> **Given request**
In your copy, repeat the records exactly and leave out the pictures.
--- BEGIN Extracted entries ---
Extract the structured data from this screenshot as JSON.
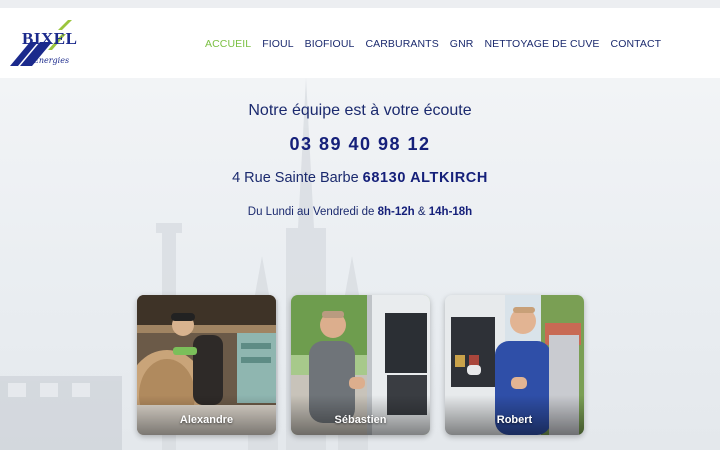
{
  "logo": {
    "name": "BIXEL",
    "tagline": "Energies"
  },
  "nav": [
    {
      "label": "ACCUEIL",
      "active": true
    },
    {
      "label": "FIOUL",
      "active": false
    },
    {
      "label": "BIOFIOUL",
      "active": false
    },
    {
      "label": "CARBURANTS",
      "active": false
    },
    {
      "label": "GNR",
      "active": false
    },
    {
      "label": "NETTOYAGE DE CUVE",
      "active": false
    },
    {
      "label": "CONTACT",
      "active": false
    }
  ],
  "hero": {
    "heading": "Notre équipe est à votre écoute",
    "phone": "03 89 40 98 12",
    "address_street": "4 Rue Sainte Barbe",
    "address_city": "68130 ALTKIRCH",
    "hours_prefix": "Du Lundi au Vendredi de",
    "hours_morning": "8h-12h",
    "hours_and": "&",
    "hours_afternoon": "14h-18h"
  },
  "team": [
    {
      "name": "Alexandre"
    },
    {
      "name": "Sébastien"
    },
    {
      "name": "Robert"
    }
  ],
  "colors": {
    "brand_blue": "#1b2a8c",
    "accent_green": "#7bc043",
    "nav_text": "#1b2a6e"
  }
}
--- END Extracted entries ---
> **Solution for this exercise**
Extract the structured data from this screenshot as JSON.
{
  "logo": {
    "name": "BIXEL",
    "tagline": "Energies"
  },
  "nav": [
    {
      "label": "ACCUEIL",
      "active": true
    },
    {
      "label": "FIOUL",
      "active": false
    },
    {
      "label": "BIOFIOUL",
      "active": false
    },
    {
      "label": "CARBURANTS",
      "active": false
    },
    {
      "label": "GNR",
      "active": false
    },
    {
      "label": "NETTOYAGE DE CUVE",
      "active": false
    },
    {
      "label": "CONTACT",
      "active": false
    }
  ],
  "hero": {
    "heading": "Notre équipe est à votre écoute",
    "phone": "03 89 40 98 12",
    "address_street": "4 Rue Sainte Barbe",
    "address_city": "68130 ALTKIRCH",
    "hours_prefix": "Du Lundi au Vendredi de",
    "hours_morning": "8h-12h",
    "hours_and": "&",
    "hours_afternoon": "14h-18h"
  },
  "team": [
    {
      "name": "Alexandre"
    },
    {
      "name": "Sébastien"
    },
    {
      "name": "Robert"
    }
  ],
  "colors": {
    "brand_blue": "#1b2a8c",
    "accent_green": "#7bc043",
    "nav_text": "#1b2a6e"
  }
}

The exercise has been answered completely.